GIVEN TASK
Report how many lines of the listing below include the word "JSON". Give nothing but the number.

RECORDS PROVIDED

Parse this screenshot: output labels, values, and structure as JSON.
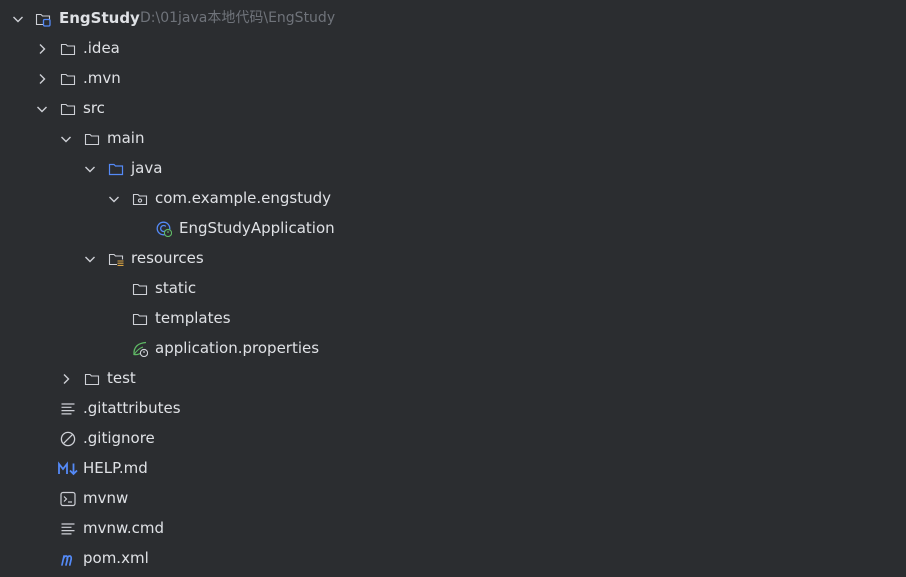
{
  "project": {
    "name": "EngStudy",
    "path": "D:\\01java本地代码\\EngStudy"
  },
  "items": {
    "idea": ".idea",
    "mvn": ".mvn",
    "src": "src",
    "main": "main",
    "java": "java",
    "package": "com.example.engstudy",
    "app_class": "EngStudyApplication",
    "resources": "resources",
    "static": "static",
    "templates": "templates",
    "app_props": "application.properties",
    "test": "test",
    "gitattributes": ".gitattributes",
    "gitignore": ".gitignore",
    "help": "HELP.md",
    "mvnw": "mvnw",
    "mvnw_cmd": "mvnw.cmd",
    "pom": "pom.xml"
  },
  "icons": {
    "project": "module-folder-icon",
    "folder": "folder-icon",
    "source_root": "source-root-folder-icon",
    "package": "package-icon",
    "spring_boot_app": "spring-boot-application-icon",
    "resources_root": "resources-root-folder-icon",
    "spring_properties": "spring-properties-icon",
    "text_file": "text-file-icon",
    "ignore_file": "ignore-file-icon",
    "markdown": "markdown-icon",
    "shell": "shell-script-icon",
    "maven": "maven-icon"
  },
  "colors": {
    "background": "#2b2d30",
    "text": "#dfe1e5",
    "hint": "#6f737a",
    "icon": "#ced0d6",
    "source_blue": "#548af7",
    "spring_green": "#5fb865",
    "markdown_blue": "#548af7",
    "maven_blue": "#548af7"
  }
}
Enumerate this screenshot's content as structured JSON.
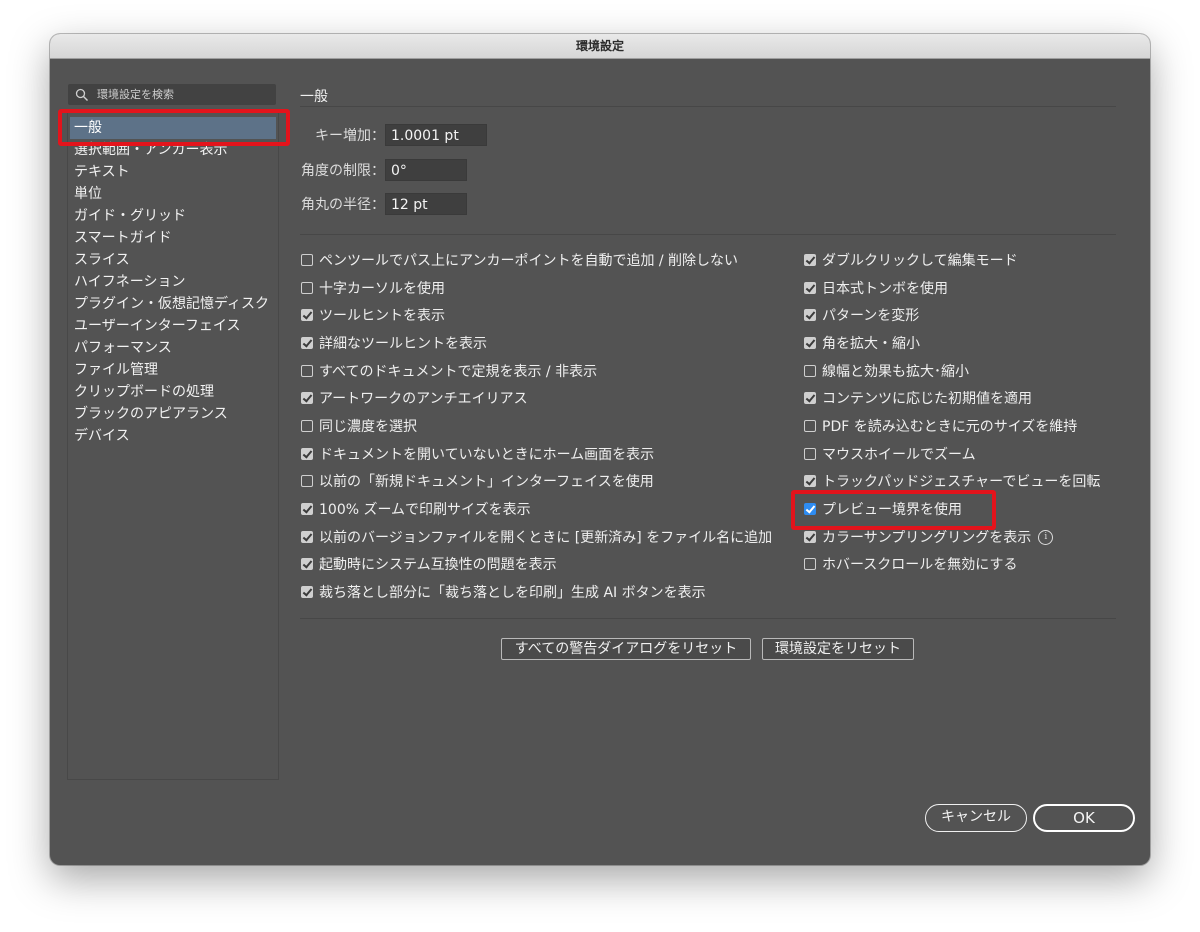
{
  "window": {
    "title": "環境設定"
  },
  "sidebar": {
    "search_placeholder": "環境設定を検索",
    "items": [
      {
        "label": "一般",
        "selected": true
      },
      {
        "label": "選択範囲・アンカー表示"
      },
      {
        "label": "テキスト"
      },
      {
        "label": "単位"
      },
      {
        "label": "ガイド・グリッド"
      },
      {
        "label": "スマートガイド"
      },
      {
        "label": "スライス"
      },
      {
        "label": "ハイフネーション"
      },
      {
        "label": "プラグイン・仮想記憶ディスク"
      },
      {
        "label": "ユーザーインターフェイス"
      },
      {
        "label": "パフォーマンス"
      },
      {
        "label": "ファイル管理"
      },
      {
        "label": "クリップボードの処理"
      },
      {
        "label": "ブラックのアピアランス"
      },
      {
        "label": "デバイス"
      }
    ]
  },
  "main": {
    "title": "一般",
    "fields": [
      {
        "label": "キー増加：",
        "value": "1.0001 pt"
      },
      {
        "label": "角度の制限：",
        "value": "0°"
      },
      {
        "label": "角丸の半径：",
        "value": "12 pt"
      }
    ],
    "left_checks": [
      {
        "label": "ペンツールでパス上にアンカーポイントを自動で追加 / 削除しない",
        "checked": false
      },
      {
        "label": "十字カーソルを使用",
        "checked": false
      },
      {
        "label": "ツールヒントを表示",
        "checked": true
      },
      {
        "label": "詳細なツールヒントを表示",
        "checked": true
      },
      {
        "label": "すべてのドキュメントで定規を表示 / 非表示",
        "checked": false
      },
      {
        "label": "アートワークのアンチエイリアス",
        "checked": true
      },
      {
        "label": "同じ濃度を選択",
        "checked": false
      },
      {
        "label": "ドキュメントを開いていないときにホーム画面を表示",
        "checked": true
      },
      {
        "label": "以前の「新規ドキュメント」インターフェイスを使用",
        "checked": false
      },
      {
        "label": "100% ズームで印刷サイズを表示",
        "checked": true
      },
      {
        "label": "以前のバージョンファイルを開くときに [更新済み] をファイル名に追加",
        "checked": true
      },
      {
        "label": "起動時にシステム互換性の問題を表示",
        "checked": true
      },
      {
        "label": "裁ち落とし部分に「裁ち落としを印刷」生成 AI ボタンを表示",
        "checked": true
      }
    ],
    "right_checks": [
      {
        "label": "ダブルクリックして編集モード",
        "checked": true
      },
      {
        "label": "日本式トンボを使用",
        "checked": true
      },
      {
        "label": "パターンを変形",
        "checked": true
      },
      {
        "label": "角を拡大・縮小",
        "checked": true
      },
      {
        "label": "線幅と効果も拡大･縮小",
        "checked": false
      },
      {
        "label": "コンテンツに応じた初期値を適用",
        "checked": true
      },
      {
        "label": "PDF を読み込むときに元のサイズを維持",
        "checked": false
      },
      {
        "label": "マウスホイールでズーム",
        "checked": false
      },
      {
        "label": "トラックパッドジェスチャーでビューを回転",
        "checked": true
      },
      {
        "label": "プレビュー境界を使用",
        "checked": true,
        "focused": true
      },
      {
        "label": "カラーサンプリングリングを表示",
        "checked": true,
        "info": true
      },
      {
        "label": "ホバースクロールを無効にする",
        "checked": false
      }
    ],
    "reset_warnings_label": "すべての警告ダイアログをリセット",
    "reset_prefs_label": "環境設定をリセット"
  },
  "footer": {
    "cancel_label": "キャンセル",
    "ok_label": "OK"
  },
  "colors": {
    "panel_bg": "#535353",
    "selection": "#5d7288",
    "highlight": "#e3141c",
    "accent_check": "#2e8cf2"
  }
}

--

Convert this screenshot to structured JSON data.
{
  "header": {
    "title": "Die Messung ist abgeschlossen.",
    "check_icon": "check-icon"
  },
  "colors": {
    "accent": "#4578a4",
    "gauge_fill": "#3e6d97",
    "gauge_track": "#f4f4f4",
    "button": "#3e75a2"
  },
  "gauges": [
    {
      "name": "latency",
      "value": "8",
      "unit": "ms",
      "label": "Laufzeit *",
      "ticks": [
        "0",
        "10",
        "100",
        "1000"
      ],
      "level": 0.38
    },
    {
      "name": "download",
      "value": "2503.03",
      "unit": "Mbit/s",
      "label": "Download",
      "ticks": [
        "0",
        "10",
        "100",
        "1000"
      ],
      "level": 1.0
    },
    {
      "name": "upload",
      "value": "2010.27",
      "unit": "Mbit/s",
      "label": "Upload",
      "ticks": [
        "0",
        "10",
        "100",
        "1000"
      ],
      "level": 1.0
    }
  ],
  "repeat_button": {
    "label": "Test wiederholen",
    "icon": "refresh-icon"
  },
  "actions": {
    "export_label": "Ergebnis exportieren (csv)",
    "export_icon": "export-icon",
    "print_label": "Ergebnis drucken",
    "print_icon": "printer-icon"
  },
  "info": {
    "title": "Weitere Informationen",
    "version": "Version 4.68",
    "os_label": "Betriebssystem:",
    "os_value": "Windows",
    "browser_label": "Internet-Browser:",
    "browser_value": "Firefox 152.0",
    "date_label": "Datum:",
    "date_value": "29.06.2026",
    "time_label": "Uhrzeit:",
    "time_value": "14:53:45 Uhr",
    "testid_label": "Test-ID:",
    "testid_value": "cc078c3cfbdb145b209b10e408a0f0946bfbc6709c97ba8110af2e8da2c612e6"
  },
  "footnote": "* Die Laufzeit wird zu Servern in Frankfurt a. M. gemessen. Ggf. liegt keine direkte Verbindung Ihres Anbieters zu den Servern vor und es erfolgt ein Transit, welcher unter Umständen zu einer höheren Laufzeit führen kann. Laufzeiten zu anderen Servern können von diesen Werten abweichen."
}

EXERCISE SOLUTION
3